(Exercise): Determine the count of lines holding the string "dominicale". Return only the number.

Dataset records
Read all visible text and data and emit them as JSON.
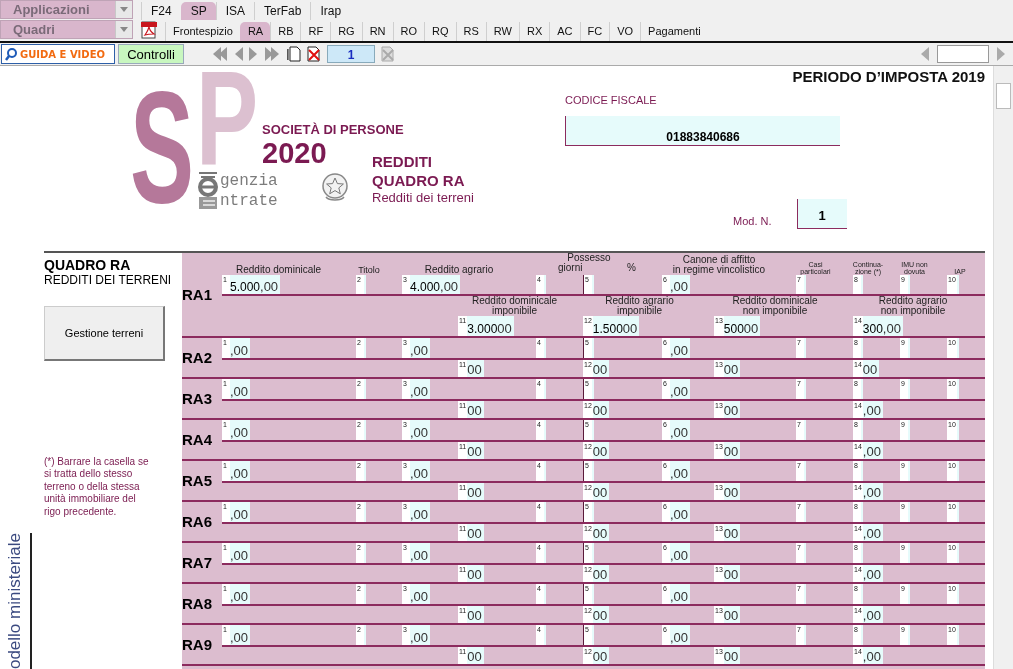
{
  "menus": [
    {
      "label": "Applicazioni"
    },
    {
      "label": "Quadri"
    }
  ],
  "app_tabs": [
    {
      "label": "F24",
      "selected": false
    },
    {
      "label": "SP",
      "selected": true
    },
    {
      "label": "ISA",
      "selected": false
    },
    {
      "label": "TerFab",
      "selected": false
    },
    {
      "label": "Irap",
      "selected": false
    }
  ],
  "quadri_tabs": [
    {
      "label": "Frontespizio",
      "selected": false
    },
    {
      "label": "RA",
      "selected": true
    },
    {
      "label": "RB",
      "selected": false
    },
    {
      "label": "RF",
      "selected": false
    },
    {
      "label": "RG",
      "selected": false
    },
    {
      "label": "RN",
      "selected": false
    },
    {
      "label": "RO",
      "selected": false
    },
    {
      "label": "RQ",
      "selected": false
    },
    {
      "label": "RS",
      "selected": false
    },
    {
      "label": "RW",
      "selected": false
    },
    {
      "label": "RX",
      "selected": false
    },
    {
      "label": "AC",
      "selected": false
    },
    {
      "label": "FC",
      "selected": false
    },
    {
      "label": "VO",
      "selected": false
    },
    {
      "label": "Pagamenti",
      "selected": false
    }
  ],
  "toolbar": {
    "guide_button": "GUIDA E VIDEO",
    "check_button": "Controlli",
    "page": "1"
  },
  "header": {
    "logo": {
      "letters": [
        "S",
        "P"
      ],
      "title": "SOCIETÀ DI PERSONE",
      "year": "2020",
      "agency": [
        "genzia",
        "ntrate"
      ]
    },
    "section": [
      "REDDITI",
      "QUADRO RA",
      "Redditi dei terreni"
    ],
    "period": "PERIODO D’IMPOSTA 2019",
    "tax_code_label": "CODICE FISCALE",
    "tax_code": "01883840686",
    "module_label": "Mod. N.",
    "module_number": "1"
  },
  "sidebar": {
    "title": "QUADRO RA",
    "subtitle": "REDDITI DEI TERRENI",
    "button": "Gestione terreni",
    "note": "(*) Barrare la casella se si tratta dello stesso terreno o della stessa unità immobiliare del rigo precedente.",
    "side_label": "odello ministeriale"
  },
  "headers_top": [
    "Reddito dominicale",
    "Titolo",
    "Reddito agrario",
    "Possesso",
    "giorni",
    "%",
    "Canone di affitto\nin regime vincolistico",
    "Casi\nparticolari",
    "Continua-\nzione (*)",
    "IMU non\ndovuta",
    "IAP"
  ],
  "headers_bottom": [
    "Reddito dominicale\nimponibile",
    "Reddito agrario\nimponibile",
    "Reddito dominicale\nnon imponibile",
    "Reddito agrario\nnon imponibile"
  ],
  "rows": [
    {
      "label": "RA1",
      "top": [
        {
          "n": "1",
          "value": "5.000",
          "cents": ",00"
        },
        {
          "n": "2"
        },
        {
          "n": "3",
          "value": "4.000",
          "cents": ",00"
        },
        {
          "n": "4"
        },
        {
          "n": "5"
        },
        {
          "n": "6",
          "cents": ",00"
        },
        {
          "n": "7"
        },
        {
          "n": "8"
        },
        {
          "n": "9"
        },
        {
          "n": "10"
        }
      ],
      "bottom": [
        {
          "n": "11",
          "value": "3.000",
          "cents": "00"
        },
        {
          "n": "12",
          "value": "1.500",
          "cents": "00"
        },
        {
          "n": "13",
          "value": "500",
          "cents": "00"
        },
        {
          "n": "14",
          "value": "300",
          "cents": ",00"
        }
      ]
    },
    {
      "label": "RA2",
      "top": [
        {
          "n": "1",
          "cents": ",00"
        },
        {
          "n": "2"
        },
        {
          "n": "3",
          "cents": ",00"
        },
        {
          "n": "4"
        },
        {
          "n": "5"
        },
        {
          "n": "6",
          "cents": ",00"
        },
        {
          "n": "7"
        },
        {
          "n": "8"
        },
        {
          "n": "9"
        },
        {
          "n": "10"
        }
      ],
      "bottom": [
        {
          "n": "11",
          "cents": "00"
        },
        {
          "n": "12",
          "cents": "00"
        },
        {
          "n": "13",
          "cents": "00"
        },
        {
          "n": "14",
          "cents": "00"
        }
      ]
    },
    {
      "label": "RA3",
      "top": [
        {
          "n": "1",
          "cents": ",00"
        },
        {
          "n": "2"
        },
        {
          "n": "3",
          "cents": ",00"
        },
        {
          "n": "4"
        },
        {
          "n": "5"
        },
        {
          "n": "6",
          "cents": ",00"
        },
        {
          "n": "7"
        },
        {
          "n": "8"
        },
        {
          "n": "9"
        },
        {
          "n": "10"
        }
      ],
      "bottom": [
        {
          "n": "11",
          "cents": "00"
        },
        {
          "n": "12",
          "cents": "00"
        },
        {
          "n": "13",
          "cents": "00"
        },
        {
          "n": "14",
          "cents": ",00"
        }
      ]
    },
    {
      "label": "RA4",
      "top": [
        {
          "n": "1",
          "cents": ",00"
        },
        {
          "n": "2"
        },
        {
          "n": "3",
          "cents": ",00"
        },
        {
          "n": "4"
        },
        {
          "n": "5"
        },
        {
          "n": "6",
          "cents": ",00"
        },
        {
          "n": "7"
        },
        {
          "n": "8"
        },
        {
          "n": "9"
        },
        {
          "n": "10"
        }
      ],
      "bottom": [
        {
          "n": "11",
          "cents": "00"
        },
        {
          "n": "12",
          "cents": "00"
        },
        {
          "n": "13",
          "cents": "00"
        },
        {
          "n": "14",
          "cents": ",00"
        }
      ]
    },
    {
      "label": "RA5",
      "top": [
        {
          "n": "1",
          "cents": ",00"
        },
        {
          "n": "2"
        },
        {
          "n": "3",
          "cents": ",00"
        },
        {
          "n": "4"
        },
        {
          "n": "5"
        },
        {
          "n": "6",
          "cents": ",00"
        },
        {
          "n": "7"
        },
        {
          "n": "8"
        },
        {
          "n": "9"
        },
        {
          "n": "10"
        }
      ],
      "bottom": [
        {
          "n": "11",
          "cents": "00"
        },
        {
          "n": "12",
          "cents": "00"
        },
        {
          "n": "13",
          "cents": "00"
        },
        {
          "n": "14",
          "cents": ",00"
        }
      ]
    },
    {
      "label": "RA6",
      "top": [
        {
          "n": "1",
          "cents": ",00"
        },
        {
          "n": "2"
        },
        {
          "n": "3",
          "cents": ",00"
        },
        {
          "n": "4"
        },
        {
          "n": "5"
        },
        {
          "n": "6",
          "cents": ",00"
        },
        {
          "n": "7"
        },
        {
          "n": "8"
        },
        {
          "n": "9"
        },
        {
          "n": "10"
        }
      ],
      "bottom": [
        {
          "n": "11",
          "cents": "00"
        },
        {
          "n": "12",
          "cents": "00"
        },
        {
          "n": "13",
          "cents": "00"
        },
        {
          "n": "14",
          "cents": ",00"
        }
      ]
    },
    {
      "label": "RA7",
      "top": [
        {
          "n": "1",
          "cents": ",00"
        },
        {
          "n": "2"
        },
        {
          "n": "3",
          "cents": ",00"
        },
        {
          "n": "4"
        },
        {
          "n": "5"
        },
        {
          "n": "6",
          "cents": ",00"
        },
        {
          "n": "7"
        },
        {
          "n": "8"
        },
        {
          "n": "9"
        },
        {
          "n": "10"
        }
      ],
      "bottom": [
        {
          "n": "11",
          "cents": "00"
        },
        {
          "n": "12",
          "cents": "00"
        },
        {
          "n": "13",
          "cents": "00"
        },
        {
          "n": "14",
          "cents": ",00"
        }
      ]
    },
    {
      "label": "RA8",
      "top": [
        {
          "n": "1",
          "cents": ",00"
        },
        {
          "n": "2"
        },
        {
          "n": "3",
          "cents": ",00"
        },
        {
          "n": "4"
        },
        {
          "n": "5"
        },
        {
          "n": "6",
          "cents": ",00"
        },
        {
          "n": "7"
        },
        {
          "n": "8"
        },
        {
          "n": "9"
        },
        {
          "n": "10"
        }
      ],
      "bottom": [
        {
          "n": "11",
          "cents": "00"
        },
        {
          "n": "12",
          "cents": "00"
        },
        {
          "n": "13",
          "cents": "00"
        },
        {
          "n": "14",
          "cents": ",00"
        }
      ]
    },
    {
      "label": "RA9",
      "top": [
        {
          "n": "1",
          "cents": ",00"
        },
        {
          "n": "2"
        },
        {
          "n": "3",
          "cents": ",00"
        },
        {
          "n": "4"
        },
        {
          "n": "5"
        },
        {
          "n": "6",
          "cents": ",00"
        },
        {
          "n": "7"
        },
        {
          "n": "8"
        },
        {
          "n": "9"
        },
        {
          "n": "10"
        }
      ],
      "bottom": [
        {
          "n": "11",
          "cents": "00"
        },
        {
          "n": "12",
          "cents": "00"
        },
        {
          "n": "13",
          "cents": "00"
        },
        {
          "n": "14",
          "cents": ",00"
        }
      ]
    }
  ]
}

(Solution to the exercise): 3